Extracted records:
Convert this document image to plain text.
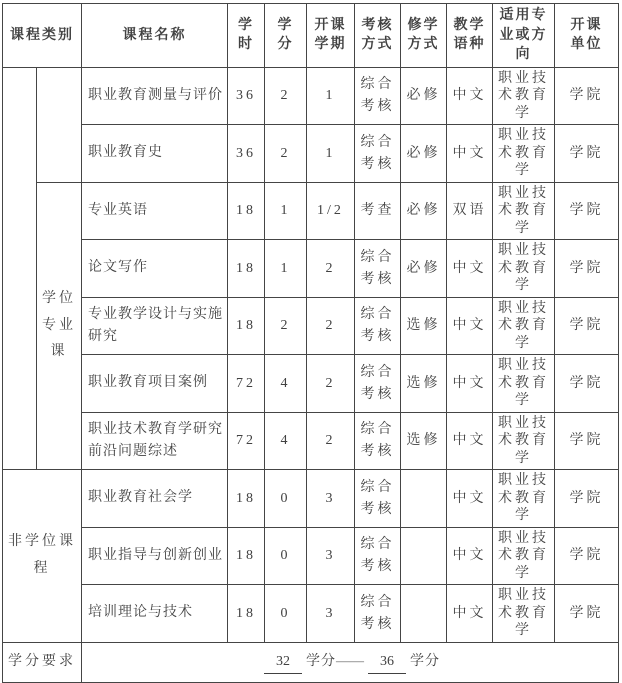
课程类别		课程名称	学时	学分	开课学期	考核方式	修学方式	教学语种	适用专业或方向	开课单位
		职业教育测量与评价	36	2	1	综合考核	必修	中文	职业技术教育学	学院
		职业教育史	36	2	1	综合考核	必修	中文	职业技术教育学	学院
	学位专业课	专业英语	18	1	1/2	考查	必修	双语	职业技术教育学	学院
		论文写作	18	1	2	综合考核	必修	中文	职业技术教育学	学院
		专业教学设计与实施研究	18	2	2	综合考核	选修	中文	职业技术教育学	学院
		职业教育项目案例	72	4	2	综合考核	选修	中文	职业技术教育学	学院
		职业技术教育学研究前沿问题综述	72	4	2	综合考核	选修	中文	职业技术教育学	学院
非学位课程		职业教育社会学	18	0	3	综合考核		中文	职业技术教育学	学院
		职业指导与创新创业	18	0	3	综合考核		中文	职业技术教育学	学院
		培训理论与技术	18	0	3	综合考核		中文	职业技术教育学	学院
学分要求		32 学分—— 36 学分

**What is expected**
The records above are to be restated exactly, without their pictures.

**Response for this exercise**
Convert this document image to plain text.
课程类别		课程名称	学时	学分	开课学期	考核方式	修学方式	教学语种	适用专业或方向	开课单位
		职业教育测量与评价	36	2	1	综合考核	必修	中文	职业技术教育学	学院
		职业教育史	36	2	1	综合考核	必修	中文	职业技术教育学	学院
	学位专业课	专业英语	18	1	1/2	考查	必修	双语	职业技术教育学	学院
		论文写作	18	1	2	综合考核	必修	中文	职业技术教育学	学院
		专业教学设计与实施研究	18	2	2	综合考核	选修	中文	职业技术教育学	学院
		职业教育项目案例	72	4	2	综合考核	选修	中文	职业技术教育学	学院
		职业技术教育学研究前沿问题综述	72	4	2	综合考核	选修	中文	职业技术教育学	学院
非学位课程		职业教育社会学	18	0	3	综合考核		中文	职业技术教育学	学院
		职业指导与创新创业	18	0	3	综合考核		中文	职业技术教育学	学院
		培训理论与技术	18	0	3	综合考核		中文	职业技术教育学	学院
学分要求		32 学分—— 36 学分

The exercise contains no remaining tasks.